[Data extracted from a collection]
○ ○ ○ ○

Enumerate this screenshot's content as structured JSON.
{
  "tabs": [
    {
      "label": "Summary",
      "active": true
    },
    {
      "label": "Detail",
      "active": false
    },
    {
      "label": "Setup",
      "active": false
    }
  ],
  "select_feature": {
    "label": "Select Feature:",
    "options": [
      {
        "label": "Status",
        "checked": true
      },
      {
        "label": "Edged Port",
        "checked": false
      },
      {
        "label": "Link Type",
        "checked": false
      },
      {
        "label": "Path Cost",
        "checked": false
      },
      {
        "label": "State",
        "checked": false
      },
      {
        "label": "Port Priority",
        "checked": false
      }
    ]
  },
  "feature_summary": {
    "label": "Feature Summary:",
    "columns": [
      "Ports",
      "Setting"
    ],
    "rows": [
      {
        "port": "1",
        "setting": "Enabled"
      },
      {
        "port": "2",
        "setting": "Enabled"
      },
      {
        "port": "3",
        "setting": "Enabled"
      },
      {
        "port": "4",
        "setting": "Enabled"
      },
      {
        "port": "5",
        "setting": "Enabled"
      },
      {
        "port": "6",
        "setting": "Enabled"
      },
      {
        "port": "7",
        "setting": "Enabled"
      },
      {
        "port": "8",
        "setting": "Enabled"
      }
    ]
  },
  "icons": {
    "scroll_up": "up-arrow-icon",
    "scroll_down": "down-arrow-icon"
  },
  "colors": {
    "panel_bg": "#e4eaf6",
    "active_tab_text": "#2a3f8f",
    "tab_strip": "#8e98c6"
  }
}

○ ○ ○ ○

**THE EXERCISE:**
What is needed here is an exact reproduction of all the entries.

**RESPONSE:**
Enumerate this screenshot's content as structured JSON.
{
  "tabs": [
    {
      "label": "Summary",
      "active": true
    },
    {
      "label": "Detail",
      "active": false
    },
    {
      "label": "Setup",
      "active": false
    }
  ],
  "select_feature": {
    "label": "Select Feature:",
    "options": [
      {
        "label": "Status",
        "checked": true
      },
      {
        "label": "Edged Port",
        "checked": false
      },
      {
        "label": "Link Type",
        "checked": false
      },
      {
        "label": "Path Cost",
        "checked": false
      },
      {
        "label": "State",
        "checked": false
      },
      {
        "label": "Port Priority",
        "checked": false
      }
    ]
  },
  "feature_summary": {
    "label": "Feature Summary:",
    "columns": [
      "Ports",
      "Setting"
    ],
    "rows": [
      {
        "port": "1",
        "setting": "Enabled"
      },
      {
        "port": "2",
        "setting": "Enabled"
      },
      {
        "port": "3",
        "setting": "Enabled"
      },
      {
        "port": "4",
        "setting": "Enabled"
      },
      {
        "port": "5",
        "setting": "Enabled"
      },
      {
        "port": "6",
        "setting": "Enabled"
      },
      {
        "port": "7",
        "setting": "Enabled"
      },
      {
        "port": "8",
        "setting": "Enabled"
      }
    ]
  },
  "icons": {
    "scroll_up": "up-arrow-icon",
    "scroll_down": "down-arrow-icon"
  },
  "colors": {
    "panel_bg": "#e4eaf6",
    "active_tab_text": "#2a3f8f",
    "tab_strip": "#8e98c6"
  }
}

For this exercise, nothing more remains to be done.